-- WRITTEN EXERCISE --
Identify all lines of the data containing the string "здоровье" and copy them.

-- EXTRACTED ENTRIES --
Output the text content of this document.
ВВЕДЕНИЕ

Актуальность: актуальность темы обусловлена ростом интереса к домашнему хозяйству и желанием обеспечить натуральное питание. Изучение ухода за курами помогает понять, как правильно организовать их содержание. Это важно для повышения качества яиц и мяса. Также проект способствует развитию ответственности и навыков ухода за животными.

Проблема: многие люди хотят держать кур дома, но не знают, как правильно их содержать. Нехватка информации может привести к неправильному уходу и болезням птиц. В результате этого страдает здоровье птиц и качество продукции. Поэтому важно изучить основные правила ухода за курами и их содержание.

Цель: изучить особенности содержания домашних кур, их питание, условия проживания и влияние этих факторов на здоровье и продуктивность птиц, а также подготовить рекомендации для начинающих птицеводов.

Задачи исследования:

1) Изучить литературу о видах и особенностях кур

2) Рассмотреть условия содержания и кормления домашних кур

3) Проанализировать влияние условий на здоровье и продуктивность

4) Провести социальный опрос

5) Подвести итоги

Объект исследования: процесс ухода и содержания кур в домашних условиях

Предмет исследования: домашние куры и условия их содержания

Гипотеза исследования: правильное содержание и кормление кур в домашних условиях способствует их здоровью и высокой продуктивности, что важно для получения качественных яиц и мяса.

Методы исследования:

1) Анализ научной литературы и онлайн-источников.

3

--

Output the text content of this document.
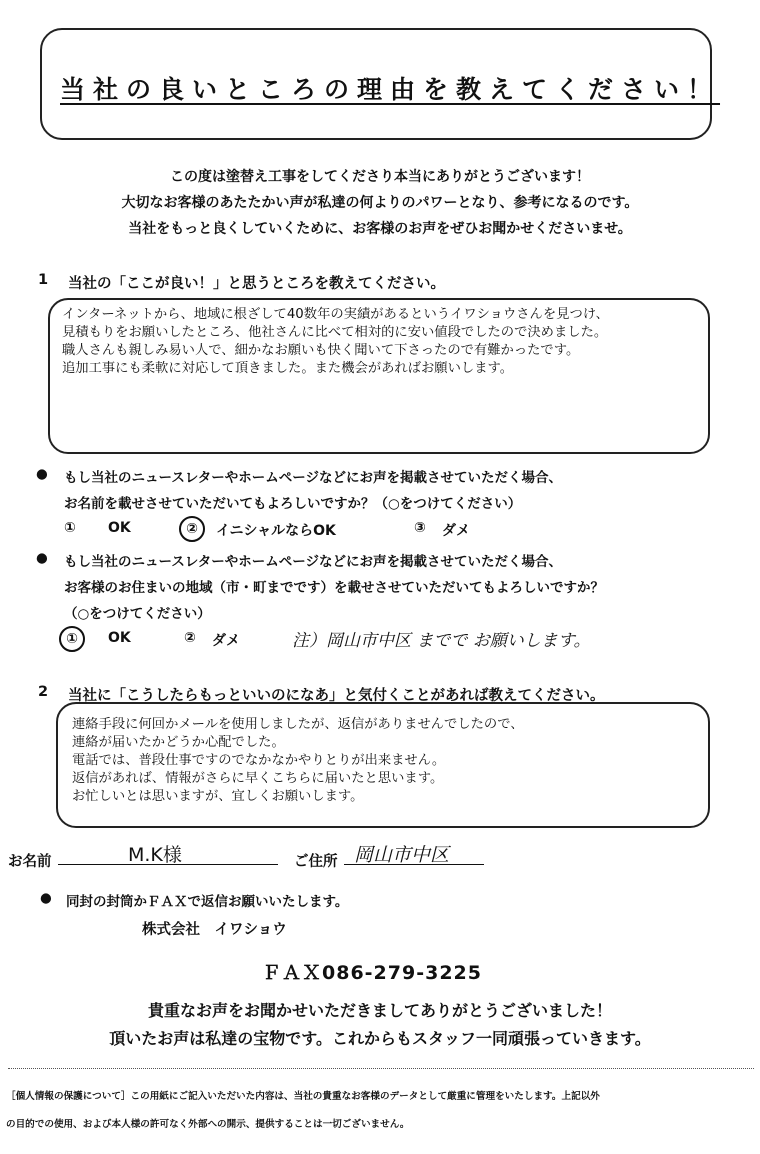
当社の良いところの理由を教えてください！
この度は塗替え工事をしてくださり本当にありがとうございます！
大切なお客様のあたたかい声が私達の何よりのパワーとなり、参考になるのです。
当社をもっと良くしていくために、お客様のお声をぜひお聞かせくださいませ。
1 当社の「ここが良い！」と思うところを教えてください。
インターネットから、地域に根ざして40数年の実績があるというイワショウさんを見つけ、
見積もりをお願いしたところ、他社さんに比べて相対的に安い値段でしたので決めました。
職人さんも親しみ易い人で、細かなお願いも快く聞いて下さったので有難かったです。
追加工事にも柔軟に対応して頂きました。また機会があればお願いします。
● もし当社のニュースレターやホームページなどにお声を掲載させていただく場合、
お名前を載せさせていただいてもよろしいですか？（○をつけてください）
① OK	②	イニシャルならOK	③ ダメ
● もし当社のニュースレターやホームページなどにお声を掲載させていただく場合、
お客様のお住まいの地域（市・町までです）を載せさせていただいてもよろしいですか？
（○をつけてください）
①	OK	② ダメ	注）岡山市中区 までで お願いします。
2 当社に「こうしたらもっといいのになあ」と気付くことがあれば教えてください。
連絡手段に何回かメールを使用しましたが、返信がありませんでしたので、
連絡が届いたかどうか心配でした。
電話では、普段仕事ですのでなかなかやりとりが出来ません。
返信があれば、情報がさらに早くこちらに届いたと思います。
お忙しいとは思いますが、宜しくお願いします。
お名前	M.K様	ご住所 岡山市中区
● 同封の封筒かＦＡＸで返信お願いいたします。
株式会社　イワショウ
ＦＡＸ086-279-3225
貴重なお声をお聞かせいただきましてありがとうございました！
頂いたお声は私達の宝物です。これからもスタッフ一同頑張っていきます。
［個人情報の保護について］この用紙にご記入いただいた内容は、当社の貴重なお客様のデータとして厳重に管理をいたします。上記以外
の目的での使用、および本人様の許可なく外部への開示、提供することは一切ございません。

-- WRITTEN RESPONSE --
Проблема: многие люди хотят держать кур дома, но не знают, как правильно их содержать. Нехватка информации может привести к неправильному уходу и болезням птиц. В результате этого страдает здоровье птиц и качество продукции. Поэтому важно изучить основные правила ухода за курами и их содержание.
Цель: изучить особенности содержания домашних кур, их питание, условия проживания и влияние этих факторов на здоровье и продуктивность птиц, а также подготовить рекомендации для начинающих птицеводов.
3) Проанализировать влияние условий на здоровье и продуктивность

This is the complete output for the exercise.